Recorded data
******************************

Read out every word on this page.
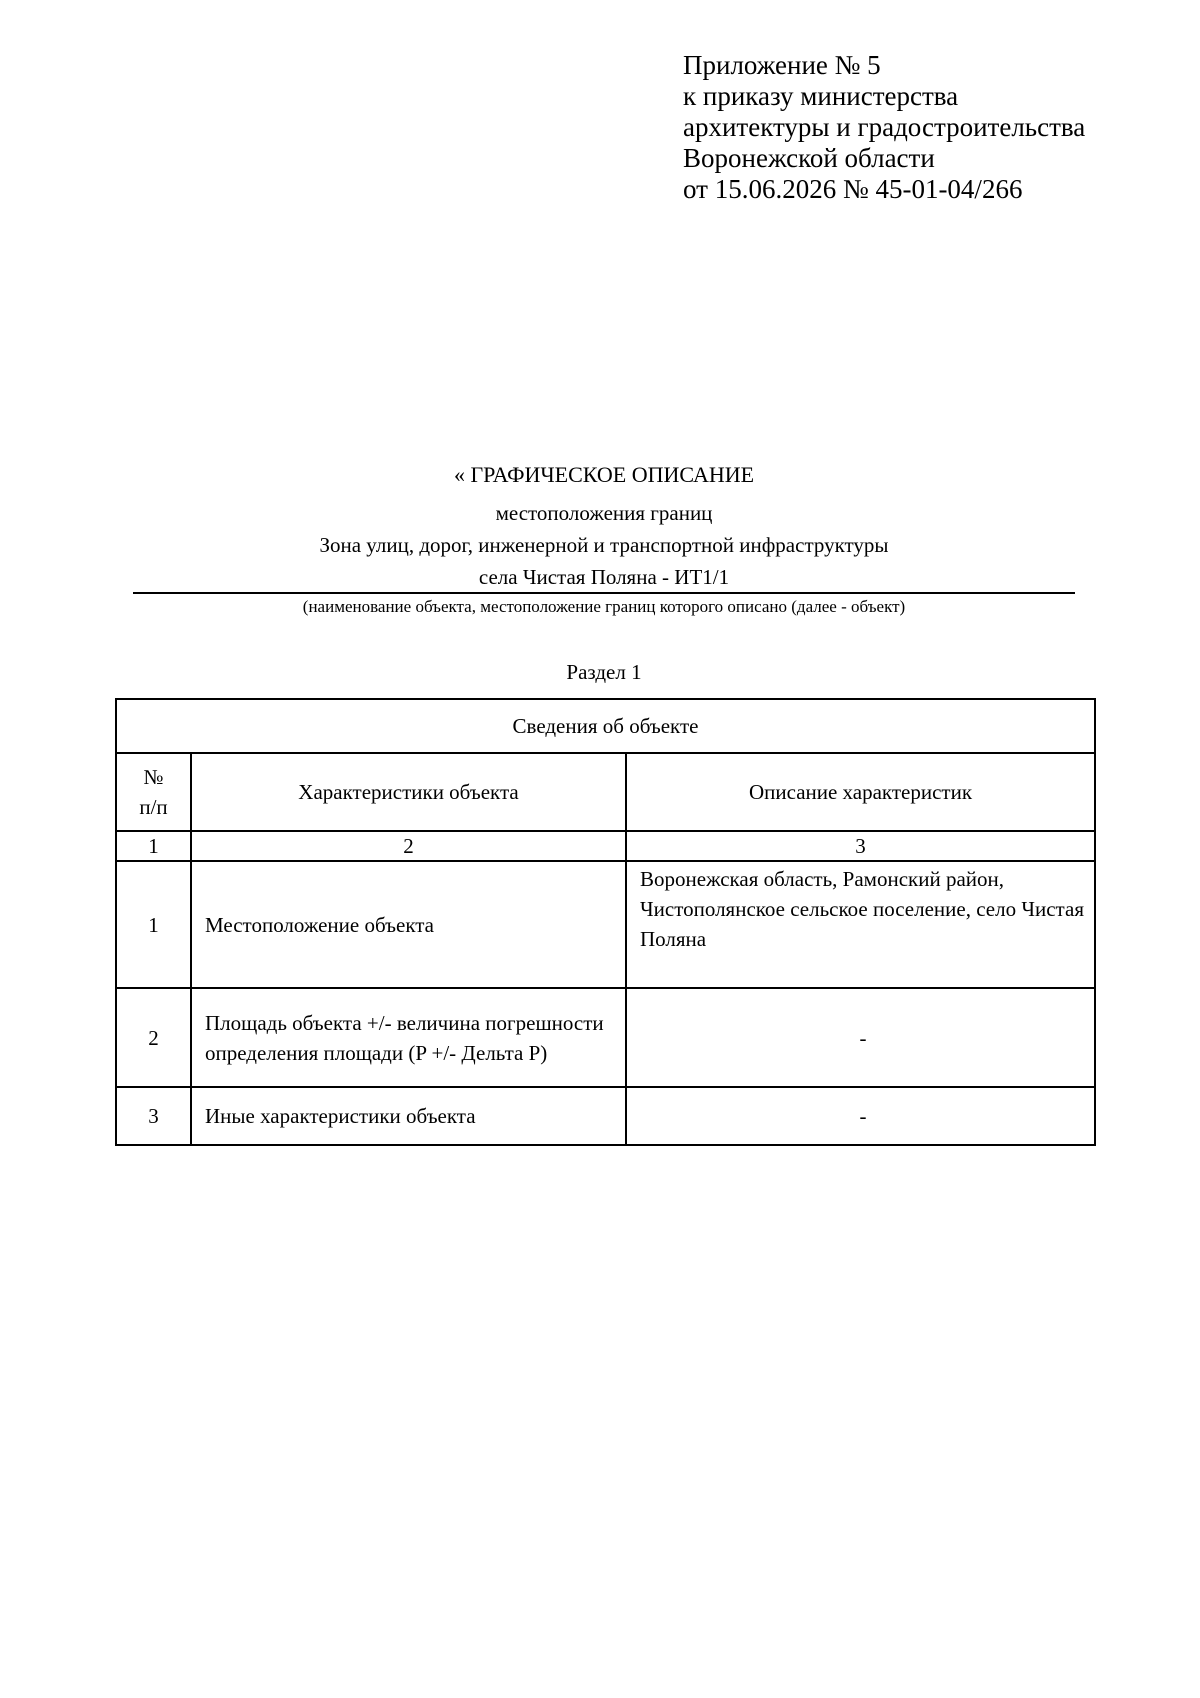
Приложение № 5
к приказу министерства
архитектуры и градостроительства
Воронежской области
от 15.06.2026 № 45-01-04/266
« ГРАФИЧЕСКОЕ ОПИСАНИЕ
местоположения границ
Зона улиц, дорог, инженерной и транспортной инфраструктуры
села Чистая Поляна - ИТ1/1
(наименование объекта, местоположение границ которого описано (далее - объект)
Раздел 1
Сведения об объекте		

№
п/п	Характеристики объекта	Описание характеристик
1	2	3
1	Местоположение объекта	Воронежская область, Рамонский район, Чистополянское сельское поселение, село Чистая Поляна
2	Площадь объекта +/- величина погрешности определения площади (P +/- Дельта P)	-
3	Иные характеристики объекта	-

******************************

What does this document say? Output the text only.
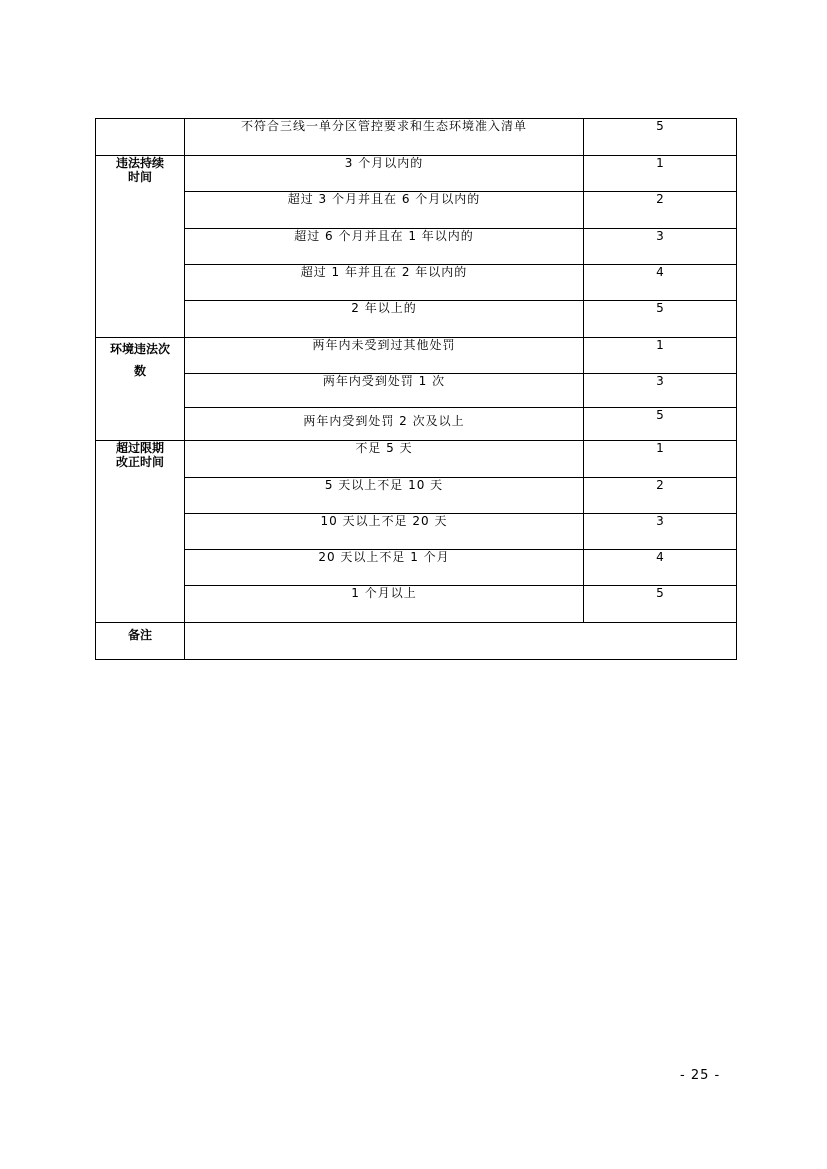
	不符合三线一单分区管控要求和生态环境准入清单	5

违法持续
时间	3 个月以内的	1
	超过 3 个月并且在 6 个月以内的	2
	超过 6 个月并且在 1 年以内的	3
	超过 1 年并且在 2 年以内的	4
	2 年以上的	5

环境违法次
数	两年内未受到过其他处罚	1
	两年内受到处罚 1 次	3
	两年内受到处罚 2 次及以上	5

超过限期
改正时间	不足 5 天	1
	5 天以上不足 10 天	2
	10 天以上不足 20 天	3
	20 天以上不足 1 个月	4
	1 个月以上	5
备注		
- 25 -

******************************

_SHORT EXERCISE_
Your answer should be a single number: the count of lines that contain "天以上不足".

_FINISHED TASK_
3